• Task requirements: Each entry below should be reproduced character for character.

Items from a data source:
══════════
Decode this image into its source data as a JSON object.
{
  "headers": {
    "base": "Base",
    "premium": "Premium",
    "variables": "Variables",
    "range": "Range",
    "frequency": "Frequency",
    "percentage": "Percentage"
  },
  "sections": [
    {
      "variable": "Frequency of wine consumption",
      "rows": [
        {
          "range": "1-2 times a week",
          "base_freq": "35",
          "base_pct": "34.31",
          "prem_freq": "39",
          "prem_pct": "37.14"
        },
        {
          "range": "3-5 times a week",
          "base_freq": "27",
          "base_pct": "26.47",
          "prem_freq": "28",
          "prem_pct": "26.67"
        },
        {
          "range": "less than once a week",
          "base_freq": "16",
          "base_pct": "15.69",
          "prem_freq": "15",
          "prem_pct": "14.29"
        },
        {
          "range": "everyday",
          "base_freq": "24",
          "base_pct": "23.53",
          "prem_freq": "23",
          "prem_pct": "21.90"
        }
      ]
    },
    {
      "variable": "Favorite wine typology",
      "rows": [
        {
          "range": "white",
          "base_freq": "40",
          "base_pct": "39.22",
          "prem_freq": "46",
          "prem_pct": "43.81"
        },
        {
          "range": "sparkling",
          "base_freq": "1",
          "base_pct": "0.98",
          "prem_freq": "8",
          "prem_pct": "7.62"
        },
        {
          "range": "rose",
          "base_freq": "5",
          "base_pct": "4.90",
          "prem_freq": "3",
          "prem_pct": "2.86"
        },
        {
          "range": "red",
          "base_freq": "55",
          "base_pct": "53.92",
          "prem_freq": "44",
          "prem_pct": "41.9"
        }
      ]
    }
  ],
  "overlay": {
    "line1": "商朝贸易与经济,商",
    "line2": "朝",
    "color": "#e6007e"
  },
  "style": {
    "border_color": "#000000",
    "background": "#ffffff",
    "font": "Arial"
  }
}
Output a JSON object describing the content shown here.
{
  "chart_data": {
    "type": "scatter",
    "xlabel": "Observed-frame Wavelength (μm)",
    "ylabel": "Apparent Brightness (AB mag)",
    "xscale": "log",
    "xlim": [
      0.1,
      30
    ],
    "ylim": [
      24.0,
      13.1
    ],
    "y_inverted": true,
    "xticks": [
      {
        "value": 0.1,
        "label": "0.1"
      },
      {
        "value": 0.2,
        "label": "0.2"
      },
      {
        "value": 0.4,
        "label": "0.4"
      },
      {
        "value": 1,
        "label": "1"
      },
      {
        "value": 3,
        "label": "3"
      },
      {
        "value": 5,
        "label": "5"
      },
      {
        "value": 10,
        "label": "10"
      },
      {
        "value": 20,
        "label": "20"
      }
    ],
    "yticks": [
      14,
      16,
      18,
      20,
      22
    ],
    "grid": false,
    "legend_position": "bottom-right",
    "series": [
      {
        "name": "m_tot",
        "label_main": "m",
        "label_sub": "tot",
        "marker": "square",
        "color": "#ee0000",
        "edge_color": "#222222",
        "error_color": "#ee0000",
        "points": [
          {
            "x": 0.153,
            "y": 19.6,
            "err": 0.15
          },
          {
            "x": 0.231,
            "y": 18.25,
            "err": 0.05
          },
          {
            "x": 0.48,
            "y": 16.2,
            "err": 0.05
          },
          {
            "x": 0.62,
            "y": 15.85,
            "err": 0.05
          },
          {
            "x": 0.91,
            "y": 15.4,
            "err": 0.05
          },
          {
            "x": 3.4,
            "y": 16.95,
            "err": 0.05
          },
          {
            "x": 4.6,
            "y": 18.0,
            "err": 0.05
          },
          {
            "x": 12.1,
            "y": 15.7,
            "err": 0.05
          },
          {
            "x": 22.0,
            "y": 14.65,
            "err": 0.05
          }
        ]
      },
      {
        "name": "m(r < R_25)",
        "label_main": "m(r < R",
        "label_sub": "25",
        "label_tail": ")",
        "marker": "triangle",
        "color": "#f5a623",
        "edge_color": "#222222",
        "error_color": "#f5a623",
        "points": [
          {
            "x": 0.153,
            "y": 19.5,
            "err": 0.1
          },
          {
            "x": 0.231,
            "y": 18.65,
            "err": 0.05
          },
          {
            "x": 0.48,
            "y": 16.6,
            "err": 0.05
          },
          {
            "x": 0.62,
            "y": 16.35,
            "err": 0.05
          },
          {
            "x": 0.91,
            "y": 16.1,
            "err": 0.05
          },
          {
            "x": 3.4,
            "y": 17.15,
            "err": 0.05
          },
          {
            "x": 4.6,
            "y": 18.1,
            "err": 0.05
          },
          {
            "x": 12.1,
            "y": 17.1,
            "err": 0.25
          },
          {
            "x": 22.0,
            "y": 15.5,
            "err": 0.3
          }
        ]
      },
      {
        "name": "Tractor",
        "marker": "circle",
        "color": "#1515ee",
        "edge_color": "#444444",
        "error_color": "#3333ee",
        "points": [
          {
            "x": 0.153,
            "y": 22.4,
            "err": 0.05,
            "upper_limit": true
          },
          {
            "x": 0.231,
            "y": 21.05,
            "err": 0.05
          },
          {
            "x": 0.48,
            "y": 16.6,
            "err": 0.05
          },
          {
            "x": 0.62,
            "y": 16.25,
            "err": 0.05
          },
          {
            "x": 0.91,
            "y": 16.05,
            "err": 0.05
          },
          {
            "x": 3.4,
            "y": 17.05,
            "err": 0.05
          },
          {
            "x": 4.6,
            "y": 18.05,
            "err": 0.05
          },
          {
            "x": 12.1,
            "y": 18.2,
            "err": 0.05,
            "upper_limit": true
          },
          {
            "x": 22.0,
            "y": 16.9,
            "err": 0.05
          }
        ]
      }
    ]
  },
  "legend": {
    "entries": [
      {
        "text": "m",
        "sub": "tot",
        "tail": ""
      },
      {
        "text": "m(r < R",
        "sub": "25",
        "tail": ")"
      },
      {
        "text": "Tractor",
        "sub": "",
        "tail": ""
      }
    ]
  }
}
══════════
• Solution:
Decode this image into its source data as a JSON object.
{
  "headers": {
    "base": "Base",
    "premium": "Premium",
    "variables": "Variables",
    "range": "Range",
    "frequency": "Frequency",
    "percentage": "Percentage"
  },
  "sections": [
    {
      "variable": "Frequency of wine consumption",
      "rows": [
        {
          "range": "1-2 times a week",
          "base_freq": "35",
          "base_pct": "34.31",
          "prem_freq": "39",
          "prem_pct": "37.14"
        },
        {
          "range": "3-5 times a week",
          "base_freq": "27",
          "base_pct": "26.47",
          "prem_freq": "28",
          "prem_pct": "26.67"
        },
        {
          "range": "less than once a week",
          "base_freq": "16",
          "base_pct": "15.69",
          "prem_freq": "15",
          "prem_pct": "14.29"
        },
        {
          "range": "everyday",
          "base_freq": "24",
          "base_pct": "23.53",
          "prem_freq": "23",
          "prem_pct": "21.90"
        }
      ]
    },
    {
      "variable": "Favorite wine typology",
      "rows": [
        {
          "range": "white",
          "base_freq": "40",
          "base_pct": "39.22",
          "prem_freq": "46",
          "prem_pct": "43.81"
        },
        {
          "range": "sparkling",
          "base_freq": "1",
          "base_pct": "0.98",
          "prem_freq": "8",
          "prem_pct": "7.62"
        },
        {
          "range": "rose",
          "base_freq": "5",
          "base_pct": "4.90",
          "prem_freq": "3",
          "prem_pct": "2.86"
        },
        {
          "range": "red",
          "base_freq": "55",
          "base_pct": "53.92",
          "prem_freq": "44",
          "prem_pct": "41.9"
        }
      ]
    }
  ],
  "overlay": {
    "line1": "商朝贸易与经济,商",
    "line2": "朝",
    "color": "#e6007e"
  },
  "style": {
    "border_color": "#000000",
    "background": "#ffffff",
    "font": "Arial"
  }
}
Output a JSON object describing the content shown here.
{
  "chart_data": {
    "type": "scatter",
    "xlabel": "Observed-frame Wavelength (μm)",
    "ylabel": "Apparent Brightness (AB mag)",
    "xscale": "log",
    "xlim": [
      0.1,
      30
    ],
    "ylim": [
      24.0,
      13.1
    ],
    "y_inverted": true,
    "xticks": [
      {
        "value": 0.1,
        "label": "0.1"
      },
      {
        "value": 0.2,
        "label": "0.2"
      },
      {
        "value": 0.4,
        "label": "0.4"
      },
      {
        "value": 1,
        "label": "1"
      },
      {
        "value": 3,
        "label": "3"
      },
      {
        "value": 5,
        "label": "5"
      },
      {
        "value": 10,
        "label": "10"
      },
      {
        "value": 20,
        "label": "20"
      }
    ],
    "yticks": [
      14,
      16,
      18,
      20,
      22
    ],
    "grid": false,
    "legend_position": "bottom-right",
    "series": [
      {
        "name": "m_tot",
        "label_main": "m",
        "label_sub": "tot",
        "marker": "square",
        "color": "#ee0000",
        "edge_color": "#222222",
        "error_color": "#ee0000",
        "points": [
          {
            "x": 0.153,
            "y": 19.6,
            "err": 0.15
          },
          {
            "x": 0.231,
            "y": 18.25,
            "err": 0.05
          },
          {
            "x": 0.48,
            "y": 16.2,
            "err": 0.05
          },
          {
            "x": 0.62,
            "y": 15.85,
            "err": 0.05
          },
          {
            "x": 0.91,
            "y": 15.4,
            "err": 0.05
          },
          {
            "x": 3.4,
            "y": 16.95,
            "err": 0.05
          },
          {
            "x": 4.6,
            "y": 18.0,
            "err": 0.05
          },
          {
            "x": 12.1,
            "y": 15.7,
            "err": 0.05
          },
          {
            "x": 22.0,
            "y": 14.65,
            "err": 0.05
          }
        ]
      },
      {
        "name": "m(r < R_25)",
        "label_main": "m(r < R",
        "label_sub": "25",
        "label_tail": ")",
        "marker": "triangle",
        "color": "#f5a623",
        "edge_color": "#222222",
        "error_color": "#f5a623",
        "points": [
          {
            "x": 0.153,
            "y": 19.5,
            "err": 0.1
          },
          {
            "x": 0.231,
            "y": 18.65,
            "err": 0.05
          },
          {
            "x": 0.48,
            "y": 16.6,
            "err": 0.05
          },
          {
            "x": 0.62,
            "y": 16.35,
            "err": 0.05
          },
          {
            "x": 0.91,
            "y": 16.1,
            "err": 0.05
          },
          {
            "x": 3.4,
            "y": 17.15,
            "err": 0.05
          },
          {
            "x": 4.6,
            "y": 18.1,
            "err": 0.05
          },
          {
            "x": 12.1,
            "y": 17.1,
            "err": 0.25
          },
          {
            "x": 22.0,
            "y": 15.5,
            "err": 0.3
          }
        ]
      },
      {
        "name": "Tractor",
        "marker": "circle",
        "color": "#1515ee",
        "edge_color": "#444444",
        "error_color": "#3333ee",
        "points": [
          {
            "x": 0.153,
            "y": 22.4,
            "err": 0.05,
            "upper_limit": true
          },
          {
            "x": 0.231,
            "y": 21.05,
            "err": 0.05
          },
          {
            "x": 0.48,
            "y": 16.6,
            "err": 0.05
          },
          {
            "x": 0.62,
            "y": 16.25,
            "err": 0.05
          },
          {
            "x": 0.91,
            "y": 16.05,
            "err": 0.05
          },
          {
            "x": 3.4,
            "y": 17.05,
            "err": 0.05
          },
          {
            "x": 4.6,
            "y": 18.05,
            "err": 0.05
          },
          {
            "x": 12.1,
            "y": 18.2,
            "err": 0.05,
            "upper_limit": true
          },
          {
            "x": 22.0,
            "y": 16.9,
            "err": 0.05
          }
        ]
      }
    ]
  },
  "legend": {
    "entries": [
      {
        "text": "m",
        "sub": "tot",
        "tail": ""
      },
      {
        "text": "m(r < R",
        "sub": "25",
        "tail": ")"
      },
      {
        "text": "Tractor",
        "sub": "",
        "tail": ""
      }
    ]
  }
}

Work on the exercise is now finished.